**The request**
Read the listing below and copy out every line that holds "JSON".

— start Supplied material —

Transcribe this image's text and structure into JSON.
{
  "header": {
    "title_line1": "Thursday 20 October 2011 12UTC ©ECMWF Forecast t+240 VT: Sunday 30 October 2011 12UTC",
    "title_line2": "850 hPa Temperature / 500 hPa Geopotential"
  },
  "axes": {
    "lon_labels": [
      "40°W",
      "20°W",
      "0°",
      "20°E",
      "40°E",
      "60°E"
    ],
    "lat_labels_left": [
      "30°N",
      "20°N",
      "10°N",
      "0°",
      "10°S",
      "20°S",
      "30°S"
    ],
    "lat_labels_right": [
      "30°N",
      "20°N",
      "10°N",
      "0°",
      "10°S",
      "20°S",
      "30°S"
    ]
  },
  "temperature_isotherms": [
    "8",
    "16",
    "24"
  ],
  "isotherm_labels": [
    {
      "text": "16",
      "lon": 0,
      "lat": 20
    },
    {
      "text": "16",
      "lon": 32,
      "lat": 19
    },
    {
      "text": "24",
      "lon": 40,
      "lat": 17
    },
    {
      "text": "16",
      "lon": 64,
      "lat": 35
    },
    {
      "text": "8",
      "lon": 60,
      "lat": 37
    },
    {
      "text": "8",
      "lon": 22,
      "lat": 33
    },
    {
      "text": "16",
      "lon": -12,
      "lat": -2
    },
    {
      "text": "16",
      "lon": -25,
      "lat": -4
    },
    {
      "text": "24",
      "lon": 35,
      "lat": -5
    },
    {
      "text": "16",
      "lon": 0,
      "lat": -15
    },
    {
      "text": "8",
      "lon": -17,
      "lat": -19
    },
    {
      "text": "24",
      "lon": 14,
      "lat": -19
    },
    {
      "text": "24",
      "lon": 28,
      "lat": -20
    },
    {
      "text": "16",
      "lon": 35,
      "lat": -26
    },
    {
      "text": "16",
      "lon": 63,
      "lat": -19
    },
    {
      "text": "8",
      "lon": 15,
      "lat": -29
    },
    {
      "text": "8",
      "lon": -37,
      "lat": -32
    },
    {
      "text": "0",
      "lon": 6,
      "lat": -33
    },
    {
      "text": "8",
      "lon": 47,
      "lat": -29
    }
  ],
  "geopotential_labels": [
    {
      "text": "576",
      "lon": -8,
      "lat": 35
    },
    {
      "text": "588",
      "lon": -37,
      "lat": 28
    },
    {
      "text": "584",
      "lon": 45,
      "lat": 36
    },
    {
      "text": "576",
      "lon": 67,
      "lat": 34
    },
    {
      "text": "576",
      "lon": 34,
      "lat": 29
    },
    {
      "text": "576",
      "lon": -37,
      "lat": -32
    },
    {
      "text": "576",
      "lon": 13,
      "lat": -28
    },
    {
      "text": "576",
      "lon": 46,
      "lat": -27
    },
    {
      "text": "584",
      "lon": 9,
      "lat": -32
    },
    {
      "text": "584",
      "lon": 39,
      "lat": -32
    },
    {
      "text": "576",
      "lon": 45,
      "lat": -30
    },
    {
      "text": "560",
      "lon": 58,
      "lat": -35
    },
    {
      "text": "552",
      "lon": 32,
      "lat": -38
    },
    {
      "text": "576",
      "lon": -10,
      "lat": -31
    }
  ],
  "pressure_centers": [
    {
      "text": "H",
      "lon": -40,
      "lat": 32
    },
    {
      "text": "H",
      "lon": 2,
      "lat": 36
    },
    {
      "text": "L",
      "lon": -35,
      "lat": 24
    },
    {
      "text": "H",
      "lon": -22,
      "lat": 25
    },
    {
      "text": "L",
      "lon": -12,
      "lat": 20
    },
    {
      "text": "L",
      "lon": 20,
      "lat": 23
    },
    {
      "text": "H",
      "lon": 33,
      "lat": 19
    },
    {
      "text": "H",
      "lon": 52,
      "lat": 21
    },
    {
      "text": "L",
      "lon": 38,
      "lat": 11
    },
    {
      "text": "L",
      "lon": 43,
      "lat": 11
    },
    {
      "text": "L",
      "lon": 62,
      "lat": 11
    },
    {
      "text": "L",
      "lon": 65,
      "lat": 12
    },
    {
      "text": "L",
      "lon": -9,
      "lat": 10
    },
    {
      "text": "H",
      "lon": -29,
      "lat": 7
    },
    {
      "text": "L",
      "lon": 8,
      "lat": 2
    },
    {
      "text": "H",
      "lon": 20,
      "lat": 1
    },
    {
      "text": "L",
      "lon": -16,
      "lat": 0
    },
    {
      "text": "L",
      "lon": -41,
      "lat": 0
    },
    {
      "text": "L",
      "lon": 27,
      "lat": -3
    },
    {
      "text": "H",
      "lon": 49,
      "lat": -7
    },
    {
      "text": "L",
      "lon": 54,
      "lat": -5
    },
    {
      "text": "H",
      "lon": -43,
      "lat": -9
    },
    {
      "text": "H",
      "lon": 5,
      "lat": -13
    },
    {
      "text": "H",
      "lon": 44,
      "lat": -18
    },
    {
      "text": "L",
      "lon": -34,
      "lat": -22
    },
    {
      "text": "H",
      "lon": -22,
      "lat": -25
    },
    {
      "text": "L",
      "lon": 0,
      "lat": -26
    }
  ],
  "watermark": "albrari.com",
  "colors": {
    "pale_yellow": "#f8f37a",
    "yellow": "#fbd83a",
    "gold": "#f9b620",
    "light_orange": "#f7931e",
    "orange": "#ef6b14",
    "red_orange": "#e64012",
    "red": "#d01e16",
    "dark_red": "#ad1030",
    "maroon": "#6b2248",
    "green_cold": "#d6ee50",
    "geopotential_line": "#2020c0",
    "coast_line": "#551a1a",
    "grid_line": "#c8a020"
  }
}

— end Supplied material —
— start Supplied material —

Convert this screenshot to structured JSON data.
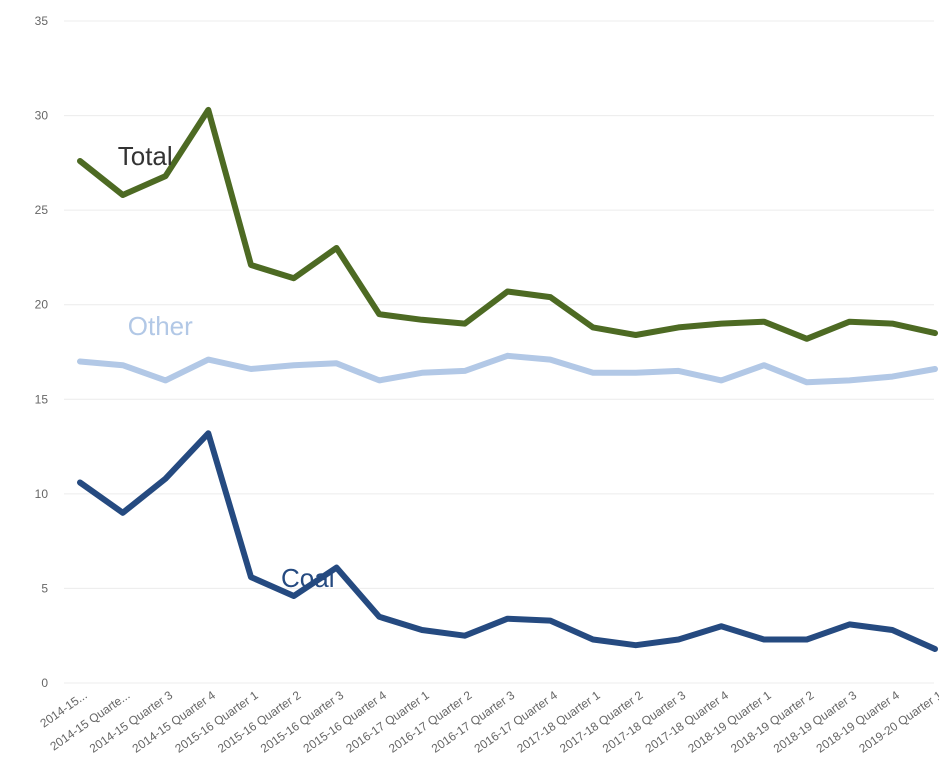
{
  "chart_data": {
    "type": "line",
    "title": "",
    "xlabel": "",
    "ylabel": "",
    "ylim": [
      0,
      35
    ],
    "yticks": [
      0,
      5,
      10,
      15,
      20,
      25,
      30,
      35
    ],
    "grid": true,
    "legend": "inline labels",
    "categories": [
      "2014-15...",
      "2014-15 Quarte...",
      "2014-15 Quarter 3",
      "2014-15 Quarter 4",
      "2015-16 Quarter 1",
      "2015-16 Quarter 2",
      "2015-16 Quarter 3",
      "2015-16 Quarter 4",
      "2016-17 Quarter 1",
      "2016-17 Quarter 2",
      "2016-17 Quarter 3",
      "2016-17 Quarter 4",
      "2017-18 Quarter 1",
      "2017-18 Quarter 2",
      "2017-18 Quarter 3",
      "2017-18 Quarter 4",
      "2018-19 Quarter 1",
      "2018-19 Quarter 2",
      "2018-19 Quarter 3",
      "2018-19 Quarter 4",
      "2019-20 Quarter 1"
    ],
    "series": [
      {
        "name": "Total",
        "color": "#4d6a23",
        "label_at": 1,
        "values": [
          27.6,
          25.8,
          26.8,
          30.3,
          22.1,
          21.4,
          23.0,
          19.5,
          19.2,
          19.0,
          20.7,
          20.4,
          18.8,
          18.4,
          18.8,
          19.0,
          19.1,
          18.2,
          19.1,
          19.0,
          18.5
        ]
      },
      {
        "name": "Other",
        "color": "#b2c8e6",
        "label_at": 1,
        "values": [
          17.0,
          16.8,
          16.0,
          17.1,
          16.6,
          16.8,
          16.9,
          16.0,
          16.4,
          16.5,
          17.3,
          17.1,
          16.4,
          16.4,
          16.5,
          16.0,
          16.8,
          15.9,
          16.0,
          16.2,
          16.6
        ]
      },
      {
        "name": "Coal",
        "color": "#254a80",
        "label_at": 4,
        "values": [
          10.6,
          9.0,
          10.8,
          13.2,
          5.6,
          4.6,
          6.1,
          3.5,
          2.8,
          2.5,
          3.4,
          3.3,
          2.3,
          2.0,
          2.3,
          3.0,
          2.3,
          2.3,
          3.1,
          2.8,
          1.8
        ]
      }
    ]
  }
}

— end Supplied material —

**The result**
Transcribe this image's text and structure into JSON.
Convert this screenshot to structured JSON data.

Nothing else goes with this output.